● **Work to complete**
Pictures stay out; everything else in the records below is copied exactly.

-- start Records to use --

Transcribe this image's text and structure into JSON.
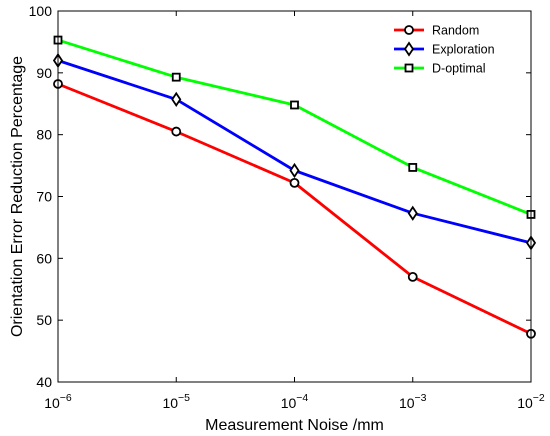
{
  "chart_data": {
    "type": "line",
    "xlabel": "Measurement Noise /mm",
    "ylabel": "Orientation Error Reduction Percentage",
    "x": [
      -6,
      -5,
      -4,
      -3,
      -2
    ],
    "x_tick_base": "10",
    "x_tick_exponents": [
      "−6",
      "−5",
      "−4",
      "−3",
      "−2"
    ],
    "x_scale": "log",
    "xlim": [
      -6,
      -2
    ],
    "ylim": [
      40,
      100
    ],
    "y_ticks": [
      40,
      50,
      60,
      70,
      80,
      90,
      100
    ],
    "grid": false,
    "legend_position": "top-right",
    "series": [
      {
        "name": "Random",
        "color": "#ff0000",
        "marker": "circle",
        "values": [
          88.2,
          80.5,
          72.2,
          57.0,
          47.8
        ]
      },
      {
        "name": "Exploration",
        "color": "#0000ff",
        "marker": "diamond",
        "values": [
          92.0,
          85.7,
          74.2,
          67.3,
          62.5
        ]
      },
      {
        "name": "D-optimal",
        "color": "#00ff00",
        "marker": "square",
        "values": [
          95.3,
          89.3,
          84.8,
          74.7,
          67.1
        ]
      }
    ]
  }
}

-- end Records to use --

● **Result of the task**
Transcribe this image's text and structure into JSON.
{
  "chart_data": {
    "type": "line",
    "xlabel": "Measurement Noise /mm",
    "ylabel": "Orientation Error Reduction Percentage",
    "x": [
      -6,
      -5,
      -4,
      -3,
      -2
    ],
    "x_tick_base": "10",
    "x_tick_exponents": [
      "−6",
      "−5",
      "−4",
      "−3",
      "−2"
    ],
    "x_scale": "log",
    "xlim": [
      -6,
      -2
    ],
    "ylim": [
      40,
      100
    ],
    "y_ticks": [
      40,
      50,
      60,
      70,
      80,
      90,
      100
    ],
    "grid": false,
    "legend_position": "top-right",
    "series": [
      {
        "name": "Random",
        "color": "#ff0000",
        "marker": "circle",
        "values": [
          88.2,
          80.5,
          72.2,
          57.0,
          47.8
        ]
      },
      {
        "name": "Exploration",
        "color": "#0000ff",
        "marker": "diamond",
        "values": [
          92.0,
          85.7,
          74.2,
          67.3,
          62.5
        ]
      },
      {
        "name": "D-optimal",
        "color": "#00ff00",
        "marker": "square",
        "values": [
          95.3,
          89.3,
          84.8,
          74.7,
          67.1
        ]
      }
    ]
  }
}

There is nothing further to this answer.